Exercise objective:
Will you write out the data exactly, excluding every picture?

Material provided:

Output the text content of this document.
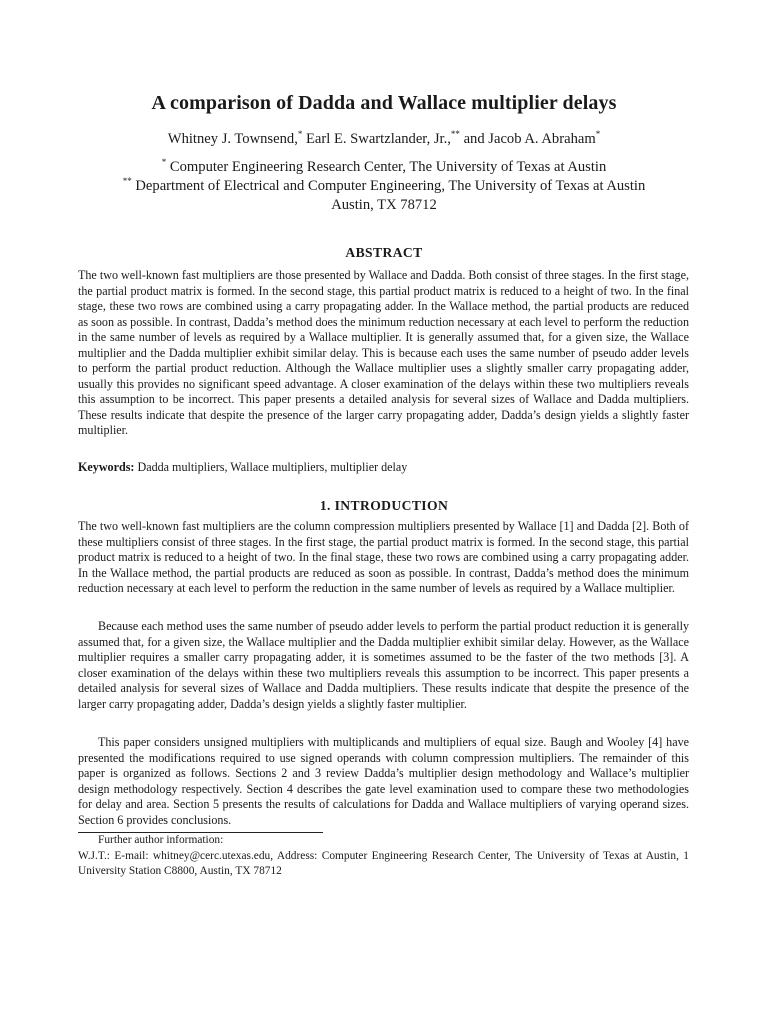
A comparison of Dadda and Wallace multiplier delays
Whitney J. Townsend,* Earl E. Swartzlander, Jr.,** and Jacob A. Abraham*
* Computer Engineering Research Center, The University of Texas at Austin
** Department of Electrical and Computer Engineering, The University of Texas at Austin
Austin, TX 78712
ABSTRACT

The two well-known fast multipliers are those presented by Wallace and Dadda. Both consist of three stages. In the first stage, the partial product matrix is formed. In the second stage, this partial product matrix is reduced to a height of two. In the final stage, these two rows are combined using a carry propagating adder. In the Wallace method, the partial products are reduced as soon as possible. In contrast, Dadda’s method does the minimum reduction necessary at each level to perform the reduction in the same number of levels as required by a Wallace multiplier. It is generally assumed that, for a given size, the Wallace multiplier and the Dadda multiplier exhibit similar delay. This is because each uses the same number of pseudo adder levels to perform the partial product reduction. Although the Wallace multiplier uses a slightly smaller carry propagating adder, usually this provides no significant speed advantage. A closer examination of the delays within these two multipliers reveals this assumption to be incorrect. This paper presents a detailed analysis for several sizes of Wallace and Dadda multipliers. These results indicate that despite the presence of the larger carry propagating adder, Dadda’s design yields a slightly faster multiplier.

Keywords: Dadda multipliers, Wallace multipliers, multiplier delay

1. INTRODUCTION

The two well-known fast multipliers are the column compression multipliers presented by Wallace [1] and Dadda [2]. Both of these multipliers consist of three stages. In the first stage, the partial product matrix is formed. In the second stage, this partial product matrix is reduced to a height of two. In the final stage, these two rows are combined using a carry propagating adder. In the Wallace method, the partial products are reduced as soon as possible. In contrast, Dadda’s method does the minimum reduction necessary at each level to perform the reduction in the same number of levels as required by a Wallace multiplier.

Because each method uses the same number of pseudo adder levels to perform the partial product reduction it is generally assumed that, for a given size, the Wallace multiplier and the Dadda multiplier exhibit similar delay. However, as the Wallace multiplier requires a smaller carry propagating adder, it is sometimes assumed to be the faster of the two methods [3]. A closer examination of the delays within these two multipliers reveals this assumption to be incorrect. This paper presents a detailed analysis for several sizes of Wallace and Dadda multipliers. These results indicate that despite the presence of the larger carry propagating adder, Dadda’s design yields a slightly faster multiplier.

This paper considers unsigned multipliers with multiplicands and multipliers of equal size. Baugh and Wooley [4] have presented the modifications required to use signed operands with column compression multipliers. The remainder of this paper is organized as follows. Sections 2 and 3 review Dadda’s multiplier design methodology and Wallace’s multiplier design methodology respectively. Section 4 describes the gate level examination used to compare these two methodologies for delay and area. Section 5 presents the results of calculations for Dadda and Wallace multipliers of varying operand sizes. Section 6 provides conclusions.

Further author information:

W.J.T.: E-mail: whitney@cerc.utexas.edu, Address: Computer Engineering Research Center, The University of Texas at Austin, 1 University Station C8800, Austin, TX 78712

Answer to the task:
Output the text content of this document.
A comparison of Dadda and Wallace multiplier delays
Whitney J. Townsend,* Earl E. Swartzlander, Jr.,** and Jacob A. Abraham*
* Computer Engineering Research Center, The University of Texas at Austin
** Department of Electrical and Computer Engineering, The University of Texas at Austin
Austin, TX 78712
ABSTRACT

The two well-known fast multipliers are those presented by Wallace and Dadda. Both consist of three stages. In the first stage, the partial product matrix is formed. In the second stage, this partial product matrix is reduced to a height of two. In the final stage, these two rows are combined using a carry propagating adder. In the Wallace method, the partial products are reduced as soon as possible. In contrast, Dadda’s method does the minimum reduction necessary at each level to perform the reduction in the same number of levels as required by a Wallace multiplier. It is generally assumed that, for a given size, the Wallace multiplier and the Dadda multiplier exhibit similar delay. This is because each uses the same number of pseudo adder levels to perform the partial product reduction. Although the Wallace multiplier uses a slightly smaller carry propagating adder, usually this provides no significant speed advantage. A closer examination of the delays within these two multipliers reveals this assumption to be incorrect. This paper presents a detailed analysis for several sizes of Wallace and Dadda multipliers. These results indicate that despite the presence of the larger carry propagating adder, Dadda’s design yields a slightly faster multiplier.

Keywords: Dadda multipliers, Wallace multipliers, multiplier delay

1. INTRODUCTION

The two well-known fast multipliers are the column compression multipliers presented by Wallace [1] and Dadda [2]. Both of these multipliers consist of three stages. In the first stage, the partial product matrix is formed. In the second stage, this partial product matrix is reduced to a height of two. In the final stage, these two rows are combined using a carry propagating adder. In the Wallace method, the partial products are reduced as soon as possible. In contrast, Dadda’s method does the minimum reduction necessary at each level to perform the reduction in the same number of levels as required by a Wallace multiplier.

Because each method uses the same number of pseudo adder levels to perform the partial product reduction it is generally assumed that, for a given size, the Wallace multiplier and the Dadda multiplier exhibit similar delay. However, as the Wallace multiplier requires a smaller carry propagating adder, it is sometimes assumed to be the faster of the two methods [3]. A closer examination of the delays within these two multipliers reveals this assumption to be incorrect. This paper presents a detailed analysis for several sizes of Wallace and Dadda multipliers. These results indicate that despite the presence of the larger carry propagating adder, Dadda’s design yields a slightly faster multiplier.

This paper considers unsigned multipliers with multiplicands and multipliers of equal size. Baugh and Wooley [4] have presented the modifications required to use signed operands with column compression multipliers. The remainder of this paper is organized as follows. Sections 2 and 3 review Dadda’s multiplier design methodology and Wallace’s multiplier design methodology respectively. Section 4 describes the gate level examination used to compare these two methodologies for delay and area. Section 5 presents the results of calculations for Dadda and Wallace multipliers of varying operand sizes. Section 6 provides conclusions.

Further author information:

W.J.T.: E-mail: whitney@cerc.utexas.edu, Address: Computer Engineering Research Center, The University of Texas at Austin, 1 University Station C8800, Austin, TX 78712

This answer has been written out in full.